_PROBLEM DETAILS:_ Determine how many lines hold "逐个检查" and give only that number.

Data records:
begin

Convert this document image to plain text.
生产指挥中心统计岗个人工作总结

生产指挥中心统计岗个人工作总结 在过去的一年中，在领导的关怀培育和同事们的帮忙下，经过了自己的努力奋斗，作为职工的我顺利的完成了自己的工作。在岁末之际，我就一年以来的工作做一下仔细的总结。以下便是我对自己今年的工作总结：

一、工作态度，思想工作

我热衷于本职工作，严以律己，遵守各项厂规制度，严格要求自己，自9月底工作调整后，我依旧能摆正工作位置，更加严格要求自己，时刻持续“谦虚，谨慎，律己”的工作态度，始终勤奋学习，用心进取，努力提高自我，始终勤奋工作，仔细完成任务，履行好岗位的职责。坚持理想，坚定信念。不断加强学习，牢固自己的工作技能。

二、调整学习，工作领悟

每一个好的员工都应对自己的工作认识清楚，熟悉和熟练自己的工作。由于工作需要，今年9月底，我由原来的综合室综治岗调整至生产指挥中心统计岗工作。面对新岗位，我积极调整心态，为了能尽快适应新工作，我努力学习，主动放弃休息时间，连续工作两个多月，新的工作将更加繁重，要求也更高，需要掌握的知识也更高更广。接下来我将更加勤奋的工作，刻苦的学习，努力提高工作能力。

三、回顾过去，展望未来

end
begin

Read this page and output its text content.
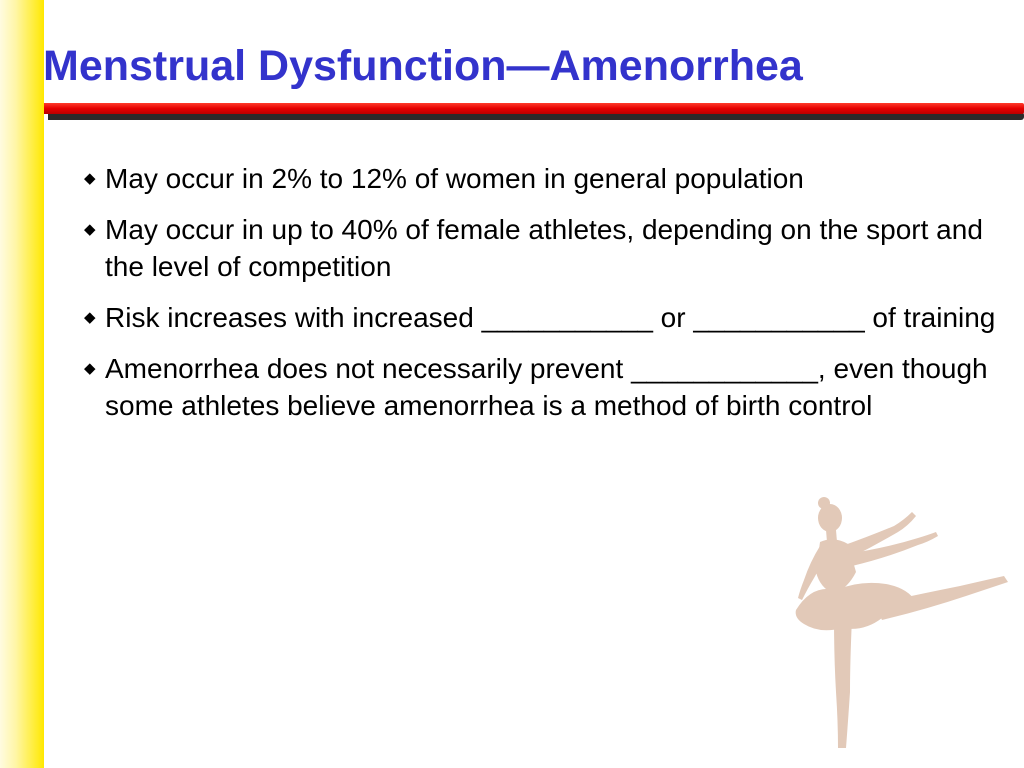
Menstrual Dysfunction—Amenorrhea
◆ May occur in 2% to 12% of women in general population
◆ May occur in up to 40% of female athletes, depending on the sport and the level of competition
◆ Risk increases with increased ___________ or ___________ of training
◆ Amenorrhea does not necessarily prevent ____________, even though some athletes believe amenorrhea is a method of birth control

end
begin

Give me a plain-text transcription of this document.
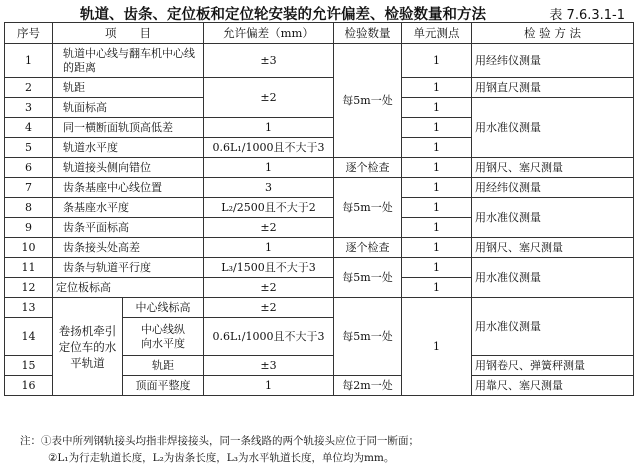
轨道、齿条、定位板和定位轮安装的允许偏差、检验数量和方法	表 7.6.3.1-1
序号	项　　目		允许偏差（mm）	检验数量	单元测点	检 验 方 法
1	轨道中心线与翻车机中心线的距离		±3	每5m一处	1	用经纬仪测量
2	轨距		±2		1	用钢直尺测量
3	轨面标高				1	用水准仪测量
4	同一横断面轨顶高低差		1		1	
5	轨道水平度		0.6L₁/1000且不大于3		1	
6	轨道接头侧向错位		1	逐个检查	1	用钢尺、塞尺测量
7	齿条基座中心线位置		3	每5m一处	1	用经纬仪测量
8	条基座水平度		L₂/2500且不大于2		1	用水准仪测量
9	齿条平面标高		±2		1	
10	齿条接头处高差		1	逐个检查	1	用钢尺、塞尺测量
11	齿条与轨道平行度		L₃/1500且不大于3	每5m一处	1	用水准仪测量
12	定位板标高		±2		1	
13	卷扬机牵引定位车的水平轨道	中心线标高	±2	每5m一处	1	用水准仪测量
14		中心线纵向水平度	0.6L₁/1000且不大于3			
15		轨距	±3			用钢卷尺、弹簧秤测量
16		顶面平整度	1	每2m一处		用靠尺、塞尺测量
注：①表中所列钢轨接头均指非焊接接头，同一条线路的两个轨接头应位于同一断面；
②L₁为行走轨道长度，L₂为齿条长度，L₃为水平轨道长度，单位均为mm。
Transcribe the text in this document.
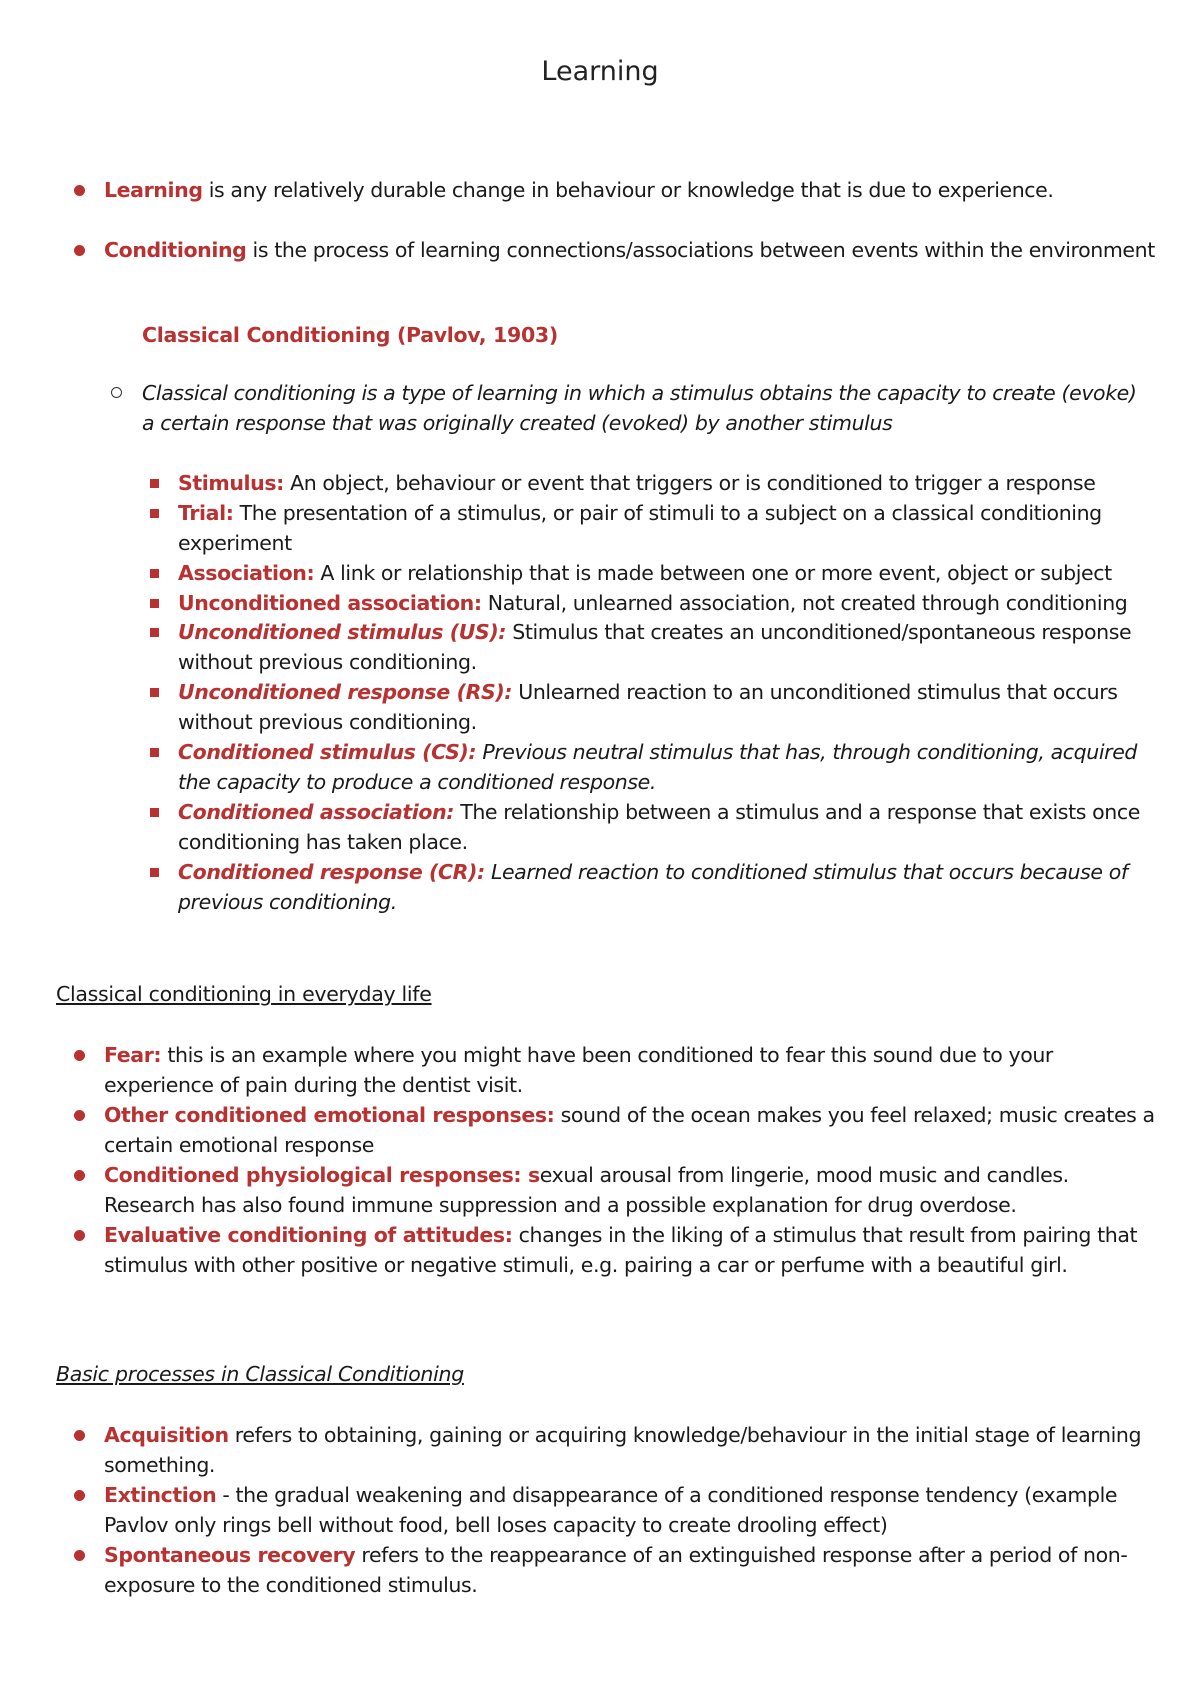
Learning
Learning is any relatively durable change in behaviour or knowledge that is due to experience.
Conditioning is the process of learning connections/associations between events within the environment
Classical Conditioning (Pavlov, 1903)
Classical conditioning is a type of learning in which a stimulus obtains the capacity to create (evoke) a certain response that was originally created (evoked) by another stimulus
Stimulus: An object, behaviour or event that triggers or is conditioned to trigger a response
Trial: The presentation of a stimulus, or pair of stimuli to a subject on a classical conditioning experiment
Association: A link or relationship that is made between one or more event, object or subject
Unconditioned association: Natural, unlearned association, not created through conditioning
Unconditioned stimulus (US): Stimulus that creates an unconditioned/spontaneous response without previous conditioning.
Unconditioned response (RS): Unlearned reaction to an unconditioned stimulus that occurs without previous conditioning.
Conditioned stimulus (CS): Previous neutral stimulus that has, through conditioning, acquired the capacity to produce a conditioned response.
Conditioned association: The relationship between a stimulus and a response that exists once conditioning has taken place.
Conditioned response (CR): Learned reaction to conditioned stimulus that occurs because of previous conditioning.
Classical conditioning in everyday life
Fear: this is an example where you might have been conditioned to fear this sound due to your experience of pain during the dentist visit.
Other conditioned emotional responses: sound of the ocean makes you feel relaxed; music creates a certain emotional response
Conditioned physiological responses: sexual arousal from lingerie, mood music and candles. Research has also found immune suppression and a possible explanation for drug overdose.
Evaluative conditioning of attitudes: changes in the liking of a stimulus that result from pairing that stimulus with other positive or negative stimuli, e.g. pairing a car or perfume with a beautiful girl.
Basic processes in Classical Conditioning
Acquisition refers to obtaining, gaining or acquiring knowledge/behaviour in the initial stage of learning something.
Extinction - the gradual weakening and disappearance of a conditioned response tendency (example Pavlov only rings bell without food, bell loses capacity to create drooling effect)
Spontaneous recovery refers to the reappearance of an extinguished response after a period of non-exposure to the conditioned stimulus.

end

_RESULT OF THE EXERCISE:_ 2